--- Given instruction ---
Copy every record exactly, and keep the pictures out.

--- Data supplied ---
## Begin

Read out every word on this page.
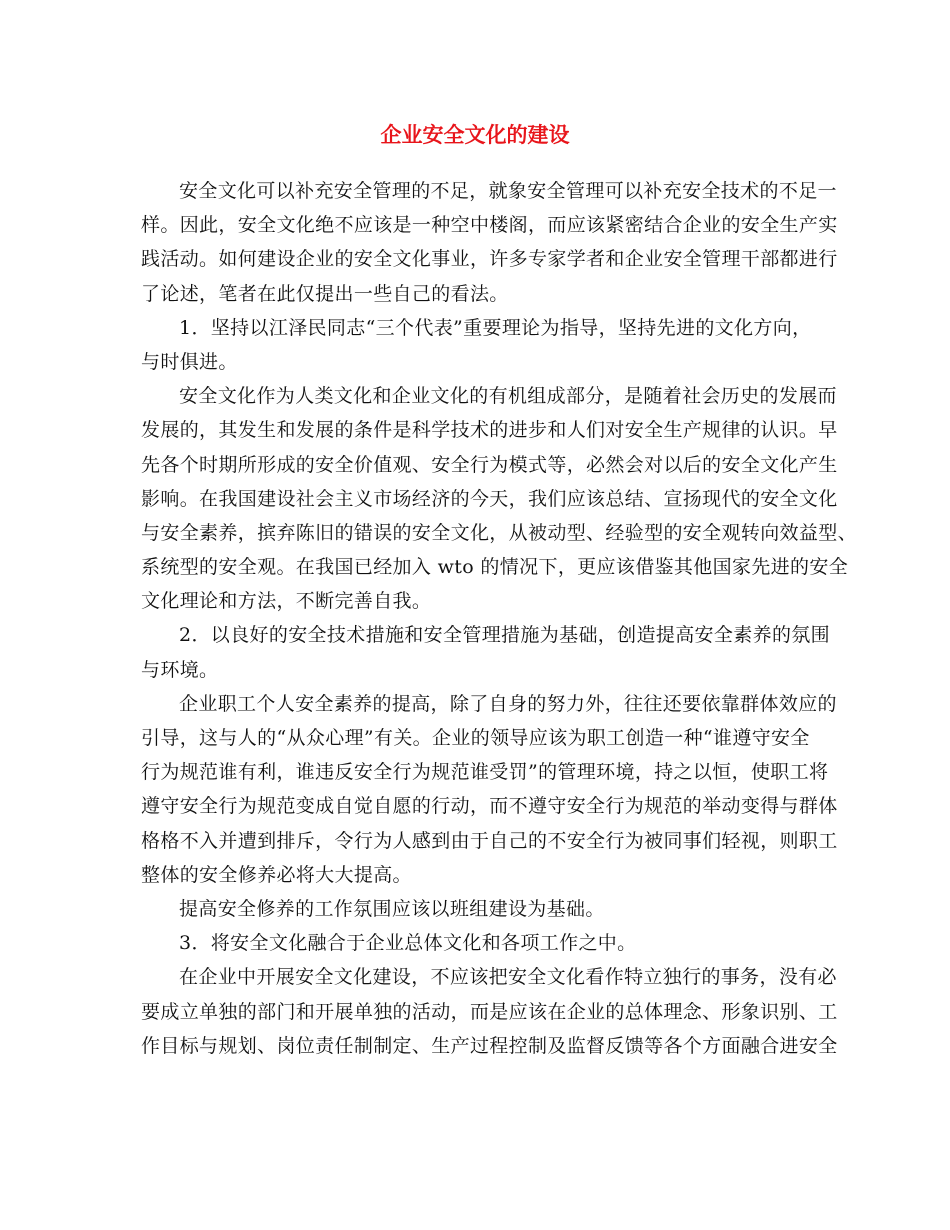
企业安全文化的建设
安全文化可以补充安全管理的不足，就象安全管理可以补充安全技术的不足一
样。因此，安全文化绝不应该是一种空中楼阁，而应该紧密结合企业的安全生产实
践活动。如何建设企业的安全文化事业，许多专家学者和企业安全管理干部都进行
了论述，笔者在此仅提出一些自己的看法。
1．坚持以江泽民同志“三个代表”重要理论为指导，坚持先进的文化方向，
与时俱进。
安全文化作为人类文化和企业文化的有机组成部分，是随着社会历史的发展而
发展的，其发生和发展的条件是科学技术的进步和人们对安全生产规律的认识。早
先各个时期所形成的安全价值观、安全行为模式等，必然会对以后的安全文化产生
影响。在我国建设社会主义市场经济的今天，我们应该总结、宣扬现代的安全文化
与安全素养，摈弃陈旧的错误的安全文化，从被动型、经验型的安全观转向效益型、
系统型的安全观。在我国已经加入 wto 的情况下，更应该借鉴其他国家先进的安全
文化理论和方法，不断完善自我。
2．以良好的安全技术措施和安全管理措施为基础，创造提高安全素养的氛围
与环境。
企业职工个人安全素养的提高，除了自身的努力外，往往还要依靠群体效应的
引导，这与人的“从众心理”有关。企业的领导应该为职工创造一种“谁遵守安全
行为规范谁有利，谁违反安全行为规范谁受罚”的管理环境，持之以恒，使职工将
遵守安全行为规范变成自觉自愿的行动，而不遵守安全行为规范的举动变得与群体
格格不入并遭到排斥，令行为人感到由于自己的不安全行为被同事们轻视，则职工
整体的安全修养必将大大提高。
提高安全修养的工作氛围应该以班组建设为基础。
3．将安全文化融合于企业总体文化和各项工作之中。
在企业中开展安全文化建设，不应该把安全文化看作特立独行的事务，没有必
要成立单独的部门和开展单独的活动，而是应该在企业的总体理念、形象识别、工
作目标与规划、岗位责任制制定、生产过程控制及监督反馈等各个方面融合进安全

## End

--- Problem solution ---
Read out every word on this page.
企业安全文化的建设
安全文化可以补充安全管理的不足，就象安全管理可以补充安全技术的不足一
样。因此，安全文化绝不应该是一种空中楼阁，而应该紧密结合企业的安全生产实
践活动。如何建设企业的安全文化事业，许多专家学者和企业安全管理干部都进行
了论述，笔者在此仅提出一些自己的看法。
1．坚持以江泽民同志“三个代表”重要理论为指导，坚持先进的文化方向，
与时俱进。
安全文化作为人类文化和企业文化的有机组成部分，是随着社会历史的发展而
发展的，其发生和发展的条件是科学技术的进步和人们对安全生产规律的认识。早
先各个时期所形成的安全价值观、安全行为模式等，必然会对以后的安全文化产生
影响。在我国建设社会主义市场经济的今天，我们应该总结、宣扬现代的安全文化
与安全素养，摈弃陈旧的错误的安全文化，从被动型、经验型的安全观转向效益型、
系统型的安全观。在我国已经加入 wto 的情况下，更应该借鉴其他国家先进的安全
文化理论和方法，不断完善自我。
2．以良好的安全技术措施和安全管理措施为基础，创造提高安全素养的氛围
与环境。
企业职工个人安全素养的提高，除了自身的努力外，往往还要依靠群体效应的
引导，这与人的“从众心理”有关。企业的领导应该为职工创造一种“谁遵守安全
行为规范谁有利，谁违反安全行为规范谁受罚”的管理环境，持之以恒，使职工将
遵守安全行为规范变成自觉自愿的行动，而不遵守安全行为规范的举动变得与群体
格格不入并遭到排斥，令行为人感到由于自己的不安全行为被同事们轻视，则职工
整体的安全修养必将大大提高。
提高安全修养的工作氛围应该以班组建设为基础。
3．将安全文化融合于企业总体文化和各项工作之中。
在企业中开展安全文化建设，不应该把安全文化看作特立独行的事务，没有必
要成立单独的部门和开展单独的活动，而是应该在企业的总体理念、形象识别、工
作目标与规划、岗位责任制制定、生产过程控制及监督反馈等各个方面融合进安全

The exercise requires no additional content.